■ **Stored data**
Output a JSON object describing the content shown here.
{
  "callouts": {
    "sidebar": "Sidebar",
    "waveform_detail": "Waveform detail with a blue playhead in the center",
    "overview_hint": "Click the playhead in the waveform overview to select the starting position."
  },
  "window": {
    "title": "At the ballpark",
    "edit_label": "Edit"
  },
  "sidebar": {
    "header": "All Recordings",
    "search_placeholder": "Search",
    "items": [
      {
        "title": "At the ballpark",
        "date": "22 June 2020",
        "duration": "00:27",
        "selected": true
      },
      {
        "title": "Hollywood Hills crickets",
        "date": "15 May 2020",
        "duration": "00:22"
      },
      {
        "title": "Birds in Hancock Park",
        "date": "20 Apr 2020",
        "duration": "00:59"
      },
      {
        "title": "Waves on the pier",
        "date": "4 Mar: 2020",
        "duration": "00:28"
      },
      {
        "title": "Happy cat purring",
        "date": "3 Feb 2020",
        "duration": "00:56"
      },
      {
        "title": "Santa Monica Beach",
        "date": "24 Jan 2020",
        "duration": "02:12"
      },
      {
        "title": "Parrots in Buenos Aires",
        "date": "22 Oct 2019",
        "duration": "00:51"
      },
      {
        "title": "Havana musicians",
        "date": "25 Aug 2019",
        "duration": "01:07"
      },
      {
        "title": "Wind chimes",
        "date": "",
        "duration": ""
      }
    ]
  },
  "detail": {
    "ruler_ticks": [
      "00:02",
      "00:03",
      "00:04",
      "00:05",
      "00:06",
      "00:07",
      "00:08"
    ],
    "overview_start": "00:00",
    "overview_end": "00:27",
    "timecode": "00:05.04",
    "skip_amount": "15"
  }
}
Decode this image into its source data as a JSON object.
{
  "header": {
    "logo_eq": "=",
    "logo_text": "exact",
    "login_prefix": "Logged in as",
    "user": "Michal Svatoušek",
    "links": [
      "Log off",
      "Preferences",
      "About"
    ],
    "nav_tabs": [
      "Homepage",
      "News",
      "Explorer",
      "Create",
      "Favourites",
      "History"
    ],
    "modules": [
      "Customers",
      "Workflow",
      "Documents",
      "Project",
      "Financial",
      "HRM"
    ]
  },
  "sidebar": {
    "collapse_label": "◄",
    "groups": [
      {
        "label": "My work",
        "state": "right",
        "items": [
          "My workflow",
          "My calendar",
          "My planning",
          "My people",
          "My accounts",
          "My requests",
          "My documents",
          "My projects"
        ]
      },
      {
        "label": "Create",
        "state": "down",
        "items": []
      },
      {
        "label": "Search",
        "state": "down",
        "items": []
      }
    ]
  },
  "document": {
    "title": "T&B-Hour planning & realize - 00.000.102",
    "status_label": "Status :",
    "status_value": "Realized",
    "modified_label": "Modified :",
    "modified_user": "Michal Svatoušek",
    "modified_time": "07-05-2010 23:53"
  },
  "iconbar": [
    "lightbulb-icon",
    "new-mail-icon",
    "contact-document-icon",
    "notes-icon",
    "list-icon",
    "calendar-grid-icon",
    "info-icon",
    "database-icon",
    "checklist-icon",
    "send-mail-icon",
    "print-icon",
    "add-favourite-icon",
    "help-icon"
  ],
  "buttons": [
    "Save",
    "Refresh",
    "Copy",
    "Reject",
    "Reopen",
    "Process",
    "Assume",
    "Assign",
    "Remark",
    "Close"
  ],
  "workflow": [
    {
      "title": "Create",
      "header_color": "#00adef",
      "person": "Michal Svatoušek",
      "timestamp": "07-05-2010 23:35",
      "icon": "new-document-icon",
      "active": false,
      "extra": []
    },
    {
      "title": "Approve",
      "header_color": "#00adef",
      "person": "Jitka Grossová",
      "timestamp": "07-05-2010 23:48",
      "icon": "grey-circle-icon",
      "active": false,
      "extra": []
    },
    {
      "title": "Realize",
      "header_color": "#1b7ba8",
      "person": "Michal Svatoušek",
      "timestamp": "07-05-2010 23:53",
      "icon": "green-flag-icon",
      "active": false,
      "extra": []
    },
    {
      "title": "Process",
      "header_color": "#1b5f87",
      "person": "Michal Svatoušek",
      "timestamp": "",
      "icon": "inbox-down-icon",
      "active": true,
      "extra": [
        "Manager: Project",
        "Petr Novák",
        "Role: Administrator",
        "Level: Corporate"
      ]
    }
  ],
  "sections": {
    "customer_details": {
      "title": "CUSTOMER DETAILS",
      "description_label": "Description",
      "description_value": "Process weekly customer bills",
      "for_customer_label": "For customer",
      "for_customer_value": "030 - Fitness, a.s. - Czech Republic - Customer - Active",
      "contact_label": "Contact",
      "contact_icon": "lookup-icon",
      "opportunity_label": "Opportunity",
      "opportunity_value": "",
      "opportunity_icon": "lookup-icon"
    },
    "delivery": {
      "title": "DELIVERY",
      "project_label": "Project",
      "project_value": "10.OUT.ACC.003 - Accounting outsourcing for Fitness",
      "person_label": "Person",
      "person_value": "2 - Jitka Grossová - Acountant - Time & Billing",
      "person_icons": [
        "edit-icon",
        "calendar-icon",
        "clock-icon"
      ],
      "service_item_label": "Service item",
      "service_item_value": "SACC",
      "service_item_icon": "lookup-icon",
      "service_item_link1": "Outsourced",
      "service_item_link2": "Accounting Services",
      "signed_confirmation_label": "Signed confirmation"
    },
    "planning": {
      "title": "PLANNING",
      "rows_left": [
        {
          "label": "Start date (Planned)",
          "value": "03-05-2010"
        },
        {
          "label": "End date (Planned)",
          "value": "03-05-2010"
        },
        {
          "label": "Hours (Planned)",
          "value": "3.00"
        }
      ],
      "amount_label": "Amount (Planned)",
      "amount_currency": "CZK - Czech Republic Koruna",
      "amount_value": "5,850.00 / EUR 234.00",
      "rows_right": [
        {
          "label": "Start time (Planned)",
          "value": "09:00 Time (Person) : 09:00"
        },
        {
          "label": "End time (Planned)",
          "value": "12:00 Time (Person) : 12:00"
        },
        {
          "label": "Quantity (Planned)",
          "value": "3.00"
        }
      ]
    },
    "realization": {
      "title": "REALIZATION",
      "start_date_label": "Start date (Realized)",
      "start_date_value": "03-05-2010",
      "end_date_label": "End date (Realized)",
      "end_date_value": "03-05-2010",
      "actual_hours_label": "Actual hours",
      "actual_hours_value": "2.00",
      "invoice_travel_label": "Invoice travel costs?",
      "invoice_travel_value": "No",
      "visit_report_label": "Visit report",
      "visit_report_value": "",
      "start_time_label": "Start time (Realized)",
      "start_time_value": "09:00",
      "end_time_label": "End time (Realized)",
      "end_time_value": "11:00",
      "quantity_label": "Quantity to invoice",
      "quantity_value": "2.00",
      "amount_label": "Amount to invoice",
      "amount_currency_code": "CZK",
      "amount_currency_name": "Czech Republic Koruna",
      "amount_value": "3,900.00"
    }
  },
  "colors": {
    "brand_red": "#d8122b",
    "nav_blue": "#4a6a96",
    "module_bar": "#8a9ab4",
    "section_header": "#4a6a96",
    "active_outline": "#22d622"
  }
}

■ **Exercise task**
Take the entries above and copy them out exactly.

■ **Exercise result**
Output a JSON object describing the content shown here.
{
  "callouts": {
    "sidebar": "Sidebar",
    "waveform_detail": "Waveform detail with a blue playhead in the center",
    "overview_hint": "Click the playhead in the waveform overview to select the starting position."
  },
  "window": {
    "title": "At the ballpark",
    "edit_label": "Edit"
  },
  "sidebar": {
    "header": "All Recordings",
    "search_placeholder": "Search",
    "items": [
      {
        "title": "At the ballpark",
        "date": "22 June 2020",
        "duration": "00:27",
        "selected": true
      },
      {
        "title": "Hollywood Hills crickets",
        "date": "15 May 2020",
        "duration": "00:22"
      },
      {
        "title": "Birds in Hancock Park",
        "date": "20 Apr 2020",
        "duration": "00:59"
      },
      {
        "title": "Waves on the pier",
        "date": "4 Mar: 2020",
        "duration": "00:28"
      },
      {
        "title": "Happy cat purring",
        "date": "3 Feb 2020",
        "duration": "00:56"
      },
      {
        "title": "Santa Monica Beach",
        "date": "24 Jan 2020",
        "duration": "02:12"
      },
      {
        "title": "Parrots in Buenos Aires",
        "date": "22 Oct 2019",
        "duration": "00:51"
      },
      {
        "title": "Havana musicians",
        "date": "25 Aug 2019",
        "duration": "01:07"
      },
      {
        "title": "Wind chimes",
        "date": "",
        "duration": ""
      }
    ]
  },
  "detail": {
    "ruler_ticks": [
      "00:02",
      "00:03",
      "00:04",
      "00:05",
      "00:06",
      "00:07",
      "00:08"
    ],
    "overview_start": "00:00",
    "overview_end": "00:27",
    "timecode": "00:05.04",
    "skip_amount": "15"
  }
}
Decode this image into its source data as a JSON object.
{
  "header": {
    "logo_eq": "=",
    "logo_text": "exact",
    "login_prefix": "Logged in as",
    "user": "Michal Svatoušek",
    "links": [
      "Log off",
      "Preferences",
      "About"
    ],
    "nav_tabs": [
      "Homepage",
      "News",
      "Explorer",
      "Create",
      "Favourites",
      "History"
    ],
    "modules": [
      "Customers",
      "Workflow",
      "Documents",
      "Project",
      "Financial",
      "HRM"
    ]
  },
  "sidebar": {
    "collapse_label": "◄",
    "groups": [
      {
        "label": "My work",
        "state": "right",
        "items": [
          "My workflow",
          "My calendar",
          "My planning",
          "My people",
          "My accounts",
          "My requests",
          "My documents",
          "My projects"
        ]
      },
      {
        "label": "Create",
        "state": "down",
        "items": []
      },
      {
        "label": "Search",
        "state": "down",
        "items": []
      }
    ]
  },
  "document": {
    "title": "T&B-Hour planning & realize - 00.000.102",
    "status_label": "Status :",
    "status_value": "Realized",
    "modified_label": "Modified :",
    "modified_user": "Michal Svatoušek",
    "modified_time": "07-05-2010 23:53"
  },
  "iconbar": [
    "lightbulb-icon",
    "new-mail-icon",
    "contact-document-icon",
    "notes-icon",
    "list-icon",
    "calendar-grid-icon",
    "info-icon",
    "database-icon",
    "checklist-icon",
    "send-mail-icon",
    "print-icon",
    "add-favourite-icon",
    "help-icon"
  ],
  "buttons": [
    "Save",
    "Refresh",
    "Copy",
    "Reject",
    "Reopen",
    "Process",
    "Assume",
    "Assign",
    "Remark",
    "Close"
  ],
  "workflow": [
    {
      "title": "Create",
      "header_color": "#00adef",
      "person": "Michal Svatoušek",
      "timestamp": "07-05-2010 23:35",
      "icon": "new-document-icon",
      "active": false,
      "extra": []
    },
    {
      "title": "Approve",
      "header_color": "#00adef",
      "person": "Jitka Grossová",
      "timestamp": "07-05-2010 23:48",
      "icon": "grey-circle-icon",
      "active": false,
      "extra": []
    },
    {
      "title": "Realize",
      "header_color": "#1b7ba8",
      "person": "Michal Svatoušek",
      "timestamp": "07-05-2010 23:53",
      "icon": "green-flag-icon",
      "active": false,
      "extra": []
    },
    {
      "title": "Process",
      "header_color": "#1b5f87",
      "person": "Michal Svatoušek",
      "timestamp": "",
      "icon": "inbox-down-icon",
      "active": true,
      "extra": [
        "Manager: Project",
        "Petr Novák",
        "Role: Administrator",
        "Level: Corporate"
      ]
    }
  ],
  "sections": {
    "customer_details": {
      "title": "CUSTOMER DETAILS",
      "description_label": "Description",
      "description_value": "Process weekly customer bills",
      "for_customer_label": "For customer",
      "for_customer_value": "030 - Fitness, a.s. - Czech Republic - Customer - Active",
      "contact_label": "Contact",
      "contact_icon": "lookup-icon",
      "opportunity_label": "Opportunity",
      "opportunity_value": "",
      "opportunity_icon": "lookup-icon"
    },
    "delivery": {
      "title": "DELIVERY",
      "project_label": "Project",
      "project_value": "10.OUT.ACC.003 - Accounting outsourcing for Fitness",
      "person_label": "Person",
      "person_value": "2 - Jitka Grossová - Acountant - Time & Billing",
      "person_icons": [
        "edit-icon",
        "calendar-icon",
        "clock-icon"
      ],
      "service_item_label": "Service item",
      "service_item_value": "SACC",
      "service_item_icon": "lookup-icon",
      "service_item_link1": "Outsourced",
      "service_item_link2": "Accounting Services",
      "signed_confirmation_label": "Signed confirmation"
    },
    "planning": {
      "title": "PLANNING",
      "rows_left": [
        {
          "label": "Start date (Planned)",
          "value": "03-05-2010"
        },
        {
          "label": "End date (Planned)",
          "value": "03-05-2010"
        },
        {
          "label": "Hours (Planned)",
          "value": "3.00"
        }
      ],
      "amount_label": "Amount (Planned)",
      "amount_currency": "CZK - Czech Republic Koruna",
      "amount_value": "5,850.00 / EUR 234.00",
      "rows_right": [
        {
          "label": "Start time (Planned)",
          "value": "09:00 Time (Person) : 09:00"
        },
        {
          "label": "End time (Planned)",
          "value": "12:00 Time (Person) : 12:00"
        },
        {
          "label": "Quantity (Planned)",
          "value": "3.00"
        }
      ]
    },
    "realization": {
      "title": "REALIZATION",
      "start_date_label": "Start date (Realized)",
      "start_date_value": "03-05-2010",
      "end_date_label": "End date (Realized)",
      "end_date_value": "03-05-2010",
      "actual_hours_label": "Actual hours",
      "actual_hours_value": "2.00",
      "invoice_travel_label": "Invoice travel costs?",
      "invoice_travel_value": "No",
      "visit_report_label": "Visit report",
      "visit_report_value": "",
      "start_time_label": "Start time (Realized)",
      "start_time_value": "09:00",
      "end_time_label": "End time (Realized)",
      "end_time_value": "11:00",
      "quantity_label": "Quantity to invoice",
      "quantity_value": "2.00",
      "amount_label": "Amount to invoice",
      "amount_currency_code": "CZK",
      "amount_currency_name": "Czech Republic Koruna",
      "amount_value": "3,900.00"
    }
  },
  "colors": {
    "brand_red": "#d8122b",
    "nav_blue": "#4a6a96",
    "module_bar": "#8a9ab4",
    "section_header": "#4a6a96",
    "active_outline": "#22d622"
  }
}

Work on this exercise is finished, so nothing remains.